### Document segment

About
Software engineer based in Lagos, Nigeria. I came to code through an unusual route - six years in fashion, a degree in electronic engineering, and a college research project that changed everything. Today I build across web, mobile, and AI integration. Five years in, the problems I want to solve keep getting more interesting.
My Journey
01
Before I ever wrote a line of code, I spent over six years in fashion - designing garments, teaching construction techniques, and working as a facilitator at Yaba College of Technology's skill acquisition centre. Before that, I studied Electronic Engineering and interned at Nigeria Railway Corporation working on circuit design. A college research project on how the internet works quietly changed everything. I didn't plan a pivot; one curiosity just led to another until software became the thing I couldn't stop thinking about.
02
Spending time with circuits and systems before touching software meant I came into programming with a different mental model - one where understanding what's happening underneath actually matters. I'm comfortable thinking about how things connect, where things break, and why abstractions exist in the first place. That foundation shows up in how I approach architecture decisions, debug hard problems, and read documentation. It's a slower path, but it built something that's hard to fake.
03
I build across the full product surface - web with React, Next.js, and TypeScript; mobile with React Native and Expo; backend with Node.js, NestJS, and PostgreSQL; and increasingly with AI integration using OpenAI and LangChain. I've worked at Ritemate Technology, Oneworq, Invoke Creation, SokoSQ, and currently Tilka, where I've shipped everything from inventory systems to EUDR compliance tools with farm mapping and supply chain tracking. Five-plus years in, I'm based in Lagos and open to roles anywhere in the world. What draws me most right now is building at the intersection of AI integration and real products - where the engineering decisions determine what's actually possible.

######
### Data for review

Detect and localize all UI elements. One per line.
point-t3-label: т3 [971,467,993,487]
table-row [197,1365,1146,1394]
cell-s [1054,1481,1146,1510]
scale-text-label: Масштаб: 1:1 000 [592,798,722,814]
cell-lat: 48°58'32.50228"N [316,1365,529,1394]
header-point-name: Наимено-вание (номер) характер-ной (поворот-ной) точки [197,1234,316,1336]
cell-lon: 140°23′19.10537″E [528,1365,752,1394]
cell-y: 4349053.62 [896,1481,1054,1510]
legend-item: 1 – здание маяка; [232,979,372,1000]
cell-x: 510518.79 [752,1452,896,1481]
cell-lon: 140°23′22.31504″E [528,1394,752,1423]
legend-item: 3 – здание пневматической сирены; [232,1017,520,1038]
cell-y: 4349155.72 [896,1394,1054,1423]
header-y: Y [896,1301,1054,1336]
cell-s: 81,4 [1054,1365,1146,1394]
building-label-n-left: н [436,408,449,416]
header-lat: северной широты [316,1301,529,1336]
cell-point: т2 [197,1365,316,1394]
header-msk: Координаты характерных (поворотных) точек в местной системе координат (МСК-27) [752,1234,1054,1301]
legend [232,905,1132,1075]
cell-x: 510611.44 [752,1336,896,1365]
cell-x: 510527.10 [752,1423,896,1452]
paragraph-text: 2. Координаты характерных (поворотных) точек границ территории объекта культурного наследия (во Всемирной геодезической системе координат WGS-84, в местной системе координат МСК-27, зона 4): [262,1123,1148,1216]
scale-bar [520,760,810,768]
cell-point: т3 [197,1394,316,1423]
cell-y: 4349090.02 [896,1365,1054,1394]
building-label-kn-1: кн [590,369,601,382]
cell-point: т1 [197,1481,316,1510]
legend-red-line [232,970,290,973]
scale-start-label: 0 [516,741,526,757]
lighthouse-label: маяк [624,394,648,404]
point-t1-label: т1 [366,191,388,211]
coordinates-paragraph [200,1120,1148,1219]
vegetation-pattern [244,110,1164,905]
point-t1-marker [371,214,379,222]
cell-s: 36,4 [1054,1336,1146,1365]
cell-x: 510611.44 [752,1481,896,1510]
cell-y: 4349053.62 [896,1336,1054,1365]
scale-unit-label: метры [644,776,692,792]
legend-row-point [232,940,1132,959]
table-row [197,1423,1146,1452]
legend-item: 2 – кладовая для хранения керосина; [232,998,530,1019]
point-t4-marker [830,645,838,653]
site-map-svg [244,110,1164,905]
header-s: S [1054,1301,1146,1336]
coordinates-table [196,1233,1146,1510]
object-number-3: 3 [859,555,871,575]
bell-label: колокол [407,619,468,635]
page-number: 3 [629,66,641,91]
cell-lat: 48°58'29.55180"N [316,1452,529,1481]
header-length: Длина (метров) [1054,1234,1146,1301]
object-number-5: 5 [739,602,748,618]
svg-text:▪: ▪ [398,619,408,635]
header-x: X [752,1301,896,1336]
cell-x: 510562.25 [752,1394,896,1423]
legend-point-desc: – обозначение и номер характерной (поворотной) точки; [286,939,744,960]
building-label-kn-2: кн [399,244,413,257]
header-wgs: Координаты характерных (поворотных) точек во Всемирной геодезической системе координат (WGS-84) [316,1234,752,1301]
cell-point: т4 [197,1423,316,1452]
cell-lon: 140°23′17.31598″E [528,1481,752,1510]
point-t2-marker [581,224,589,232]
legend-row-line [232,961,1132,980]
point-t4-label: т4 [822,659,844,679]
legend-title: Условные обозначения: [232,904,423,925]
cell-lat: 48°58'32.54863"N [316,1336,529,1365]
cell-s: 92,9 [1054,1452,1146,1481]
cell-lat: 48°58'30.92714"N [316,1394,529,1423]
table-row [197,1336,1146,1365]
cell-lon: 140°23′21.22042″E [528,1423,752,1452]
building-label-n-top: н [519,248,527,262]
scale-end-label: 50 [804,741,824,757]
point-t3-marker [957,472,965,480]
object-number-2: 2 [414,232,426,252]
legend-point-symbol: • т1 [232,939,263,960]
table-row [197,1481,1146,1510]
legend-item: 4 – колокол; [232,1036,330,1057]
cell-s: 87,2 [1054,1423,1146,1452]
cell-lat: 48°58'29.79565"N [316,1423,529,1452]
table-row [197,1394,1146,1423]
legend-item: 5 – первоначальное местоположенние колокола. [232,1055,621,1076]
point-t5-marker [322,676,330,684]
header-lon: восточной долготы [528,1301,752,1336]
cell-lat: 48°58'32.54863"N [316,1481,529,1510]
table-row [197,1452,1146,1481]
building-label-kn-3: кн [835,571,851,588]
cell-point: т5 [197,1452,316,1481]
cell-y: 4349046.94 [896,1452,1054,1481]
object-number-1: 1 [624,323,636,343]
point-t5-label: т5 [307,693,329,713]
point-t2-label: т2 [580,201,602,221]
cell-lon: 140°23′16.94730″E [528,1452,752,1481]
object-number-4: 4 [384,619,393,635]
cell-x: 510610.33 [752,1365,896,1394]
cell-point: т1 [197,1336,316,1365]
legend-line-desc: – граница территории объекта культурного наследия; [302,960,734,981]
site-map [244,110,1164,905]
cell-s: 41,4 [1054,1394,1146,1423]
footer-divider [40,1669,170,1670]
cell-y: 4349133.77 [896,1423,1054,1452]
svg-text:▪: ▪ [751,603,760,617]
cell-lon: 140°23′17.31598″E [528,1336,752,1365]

######

▸ Questions
1/ According to the About page, where did its writer intern while studying Electronic Engineering?
2/ Continue the About page from where it stops.
The stored data entries are separate material, unrelated to the About page.

▸ Responses in order
1/ At Nigeria Railway Corporation, working on circuit design.

2/
What I Consume
01
The Mindset Mentor podcast is something I return to for the mental side of consistent work - how to handle pressure, maintain focus over long stretches, and recover well when things go wrong. It's practical in ways most technical content isn't. Engineering is as much about how you show up as what you know, and I'd rather be honest about that than pretend the work is purely rational.
02
I've read The 5 AM Club and The Monk Who Sold His Ferrari. What I take from Sharma isn't a morning routine - it's the underlying argument that serious work requires designing your life around it deliberately, not just your calendar. That framing sticks when the work actually matters to you.
03
Lately a significant part of my learning time goes into AI - reading research papers, following model releases, and understanding what's actually happening beneath the surface of the tools everyone is suddenly using. I'm not interested in the hype cycle; I'm interested in what these systems can and can't do, where they're heading, and how they change the way software gets built. It's the most consequential shift I've seen in this industry, and I'd rather understand it deeply than just consume it as a user.
Beyond the Screen
01
I take an evening walk every day - at least 30 minutes - and work out with neighbours on Tuesday, Thursday, and Saturday. It's not a fitness trend; it's just how I'm wired. Growing up, I walked long distances daily, and that rhythm never left me. Staying physically active keeps my thinking cleaner and my stress manageable, and there's something about a consistent physical routine that quietly reinforces every other kind of discipline in your life.
02
Personal finance is something I research and think about with the same rigour I bring to technical problems. Building real financial stability while working in Nigeria means thinking carefully about inflation, currency risk, and long-term decisions - it's not something you can afford to treat as an afterthought. I research it, make deliberate choices, and revisit those choices the same way I'd revisit a technical architecture.
03
Fashion never really left me. I still follow it closely, and I think the years I spent in it shaped how I approach UI and UX in ways I didn't fully appreciate until later. Good garment construction and good interface design share the same underlying logic: every decision is visible to the person wearing or using it, proportion and rhythm matter, and the difference between something that feels right and something that just technically works is always in the details. When I look at a screen, I'm often thinking the same way I once thought about a pattern.